[Work to do]:
Find all lines in the records that include the word "spełniający", and copy them out.

Data extracted from a collection:
..........
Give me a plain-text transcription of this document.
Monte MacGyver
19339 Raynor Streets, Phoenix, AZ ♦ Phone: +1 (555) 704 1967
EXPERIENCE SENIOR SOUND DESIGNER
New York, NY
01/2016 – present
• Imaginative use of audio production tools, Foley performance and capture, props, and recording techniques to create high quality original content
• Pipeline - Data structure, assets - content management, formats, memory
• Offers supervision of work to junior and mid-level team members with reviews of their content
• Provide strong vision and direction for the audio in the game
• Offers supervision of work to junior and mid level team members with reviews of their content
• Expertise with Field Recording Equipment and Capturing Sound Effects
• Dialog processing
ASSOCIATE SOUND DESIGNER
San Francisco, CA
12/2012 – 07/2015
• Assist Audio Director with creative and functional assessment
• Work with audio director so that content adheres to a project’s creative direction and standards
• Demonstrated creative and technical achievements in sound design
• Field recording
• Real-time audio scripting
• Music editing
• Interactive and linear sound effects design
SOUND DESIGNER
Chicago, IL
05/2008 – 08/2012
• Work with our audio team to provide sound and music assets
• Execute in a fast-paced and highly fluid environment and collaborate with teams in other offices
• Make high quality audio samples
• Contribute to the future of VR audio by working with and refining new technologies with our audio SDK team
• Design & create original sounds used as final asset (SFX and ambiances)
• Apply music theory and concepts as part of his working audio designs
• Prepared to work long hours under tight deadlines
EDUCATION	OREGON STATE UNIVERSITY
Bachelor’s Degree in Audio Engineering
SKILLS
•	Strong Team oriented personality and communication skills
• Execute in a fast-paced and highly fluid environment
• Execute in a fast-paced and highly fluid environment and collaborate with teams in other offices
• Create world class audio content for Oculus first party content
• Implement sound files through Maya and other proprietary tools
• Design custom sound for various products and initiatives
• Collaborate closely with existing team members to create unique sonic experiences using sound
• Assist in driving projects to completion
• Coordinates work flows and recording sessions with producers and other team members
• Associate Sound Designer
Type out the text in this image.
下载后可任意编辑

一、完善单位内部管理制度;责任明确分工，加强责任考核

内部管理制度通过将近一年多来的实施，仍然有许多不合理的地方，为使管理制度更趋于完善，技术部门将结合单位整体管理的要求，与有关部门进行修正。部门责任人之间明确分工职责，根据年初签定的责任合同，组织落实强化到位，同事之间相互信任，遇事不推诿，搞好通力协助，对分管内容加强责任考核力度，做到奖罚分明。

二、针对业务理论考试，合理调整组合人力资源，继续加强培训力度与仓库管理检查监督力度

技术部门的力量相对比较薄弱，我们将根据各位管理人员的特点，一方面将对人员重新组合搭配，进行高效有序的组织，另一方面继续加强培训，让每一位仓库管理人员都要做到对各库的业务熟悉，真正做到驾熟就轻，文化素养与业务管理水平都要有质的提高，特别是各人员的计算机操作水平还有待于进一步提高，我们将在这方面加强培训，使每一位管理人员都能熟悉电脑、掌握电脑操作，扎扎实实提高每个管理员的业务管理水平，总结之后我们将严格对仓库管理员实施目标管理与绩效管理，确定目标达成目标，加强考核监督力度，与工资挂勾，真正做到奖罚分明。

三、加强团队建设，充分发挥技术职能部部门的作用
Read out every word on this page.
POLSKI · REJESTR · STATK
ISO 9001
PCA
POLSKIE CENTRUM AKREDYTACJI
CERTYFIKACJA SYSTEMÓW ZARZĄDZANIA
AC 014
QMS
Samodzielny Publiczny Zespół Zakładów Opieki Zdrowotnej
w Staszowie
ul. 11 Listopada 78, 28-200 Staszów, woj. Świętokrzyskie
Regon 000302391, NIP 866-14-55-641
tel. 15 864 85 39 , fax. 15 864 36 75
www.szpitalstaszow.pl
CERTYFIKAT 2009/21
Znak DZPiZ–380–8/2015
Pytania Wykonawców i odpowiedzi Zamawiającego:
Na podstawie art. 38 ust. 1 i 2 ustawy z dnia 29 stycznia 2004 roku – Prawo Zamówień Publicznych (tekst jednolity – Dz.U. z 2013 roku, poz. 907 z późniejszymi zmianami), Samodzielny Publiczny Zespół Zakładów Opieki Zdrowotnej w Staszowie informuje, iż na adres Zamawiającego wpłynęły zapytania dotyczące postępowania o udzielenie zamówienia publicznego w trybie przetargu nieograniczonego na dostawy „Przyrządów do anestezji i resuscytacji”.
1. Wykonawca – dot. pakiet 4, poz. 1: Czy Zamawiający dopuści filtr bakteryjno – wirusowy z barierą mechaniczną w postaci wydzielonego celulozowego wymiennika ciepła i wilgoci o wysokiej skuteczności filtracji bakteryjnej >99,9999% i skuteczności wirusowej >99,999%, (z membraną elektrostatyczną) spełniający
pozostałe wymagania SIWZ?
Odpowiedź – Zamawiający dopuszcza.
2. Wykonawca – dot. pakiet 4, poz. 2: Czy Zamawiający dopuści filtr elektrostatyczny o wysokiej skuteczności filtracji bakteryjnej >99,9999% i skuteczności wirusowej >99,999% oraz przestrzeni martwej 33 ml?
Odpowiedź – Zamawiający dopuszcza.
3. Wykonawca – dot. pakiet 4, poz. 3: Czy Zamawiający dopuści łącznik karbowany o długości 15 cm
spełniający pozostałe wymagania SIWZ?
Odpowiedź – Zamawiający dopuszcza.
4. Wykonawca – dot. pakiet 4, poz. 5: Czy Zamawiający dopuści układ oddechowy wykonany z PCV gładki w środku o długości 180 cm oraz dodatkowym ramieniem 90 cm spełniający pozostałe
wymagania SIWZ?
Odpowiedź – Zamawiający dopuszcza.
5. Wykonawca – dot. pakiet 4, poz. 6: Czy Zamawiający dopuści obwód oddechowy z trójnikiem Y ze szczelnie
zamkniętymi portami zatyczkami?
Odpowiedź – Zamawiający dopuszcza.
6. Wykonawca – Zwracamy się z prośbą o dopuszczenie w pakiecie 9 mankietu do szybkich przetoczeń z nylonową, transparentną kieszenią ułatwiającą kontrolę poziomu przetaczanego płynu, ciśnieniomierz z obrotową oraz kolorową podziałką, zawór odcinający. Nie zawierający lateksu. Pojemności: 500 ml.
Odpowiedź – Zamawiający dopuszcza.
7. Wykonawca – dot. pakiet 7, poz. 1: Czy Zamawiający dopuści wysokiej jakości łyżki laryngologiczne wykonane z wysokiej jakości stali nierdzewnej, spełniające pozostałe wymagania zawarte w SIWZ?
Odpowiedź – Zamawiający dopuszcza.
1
..........
[Output for this exercise]:
1. Wykonawca – dot. pakiet 4, poz. 1: Czy Zamawiający dopuści filtr bakteryjno – wirusowy z barierą mechaniczną w postaci wydzielonego celulozowego wymiennika ciepła i wilgoci o wysokiej skuteczności filtracji bakteryjnej >99,9999% i skuteczności wirusowej >99,999%, (z membraną elektrostatyczną) spełniający
spełniający pozostałe wymagania SIWZ?
4. Wykonawca – dot. pakiet 4, poz. 5: Czy Zamawiający dopuści układ oddechowy wykonany z PCV gładki w środku o długości 180 cm oraz dodatkowym ramieniem 90 cm spełniający pozostałe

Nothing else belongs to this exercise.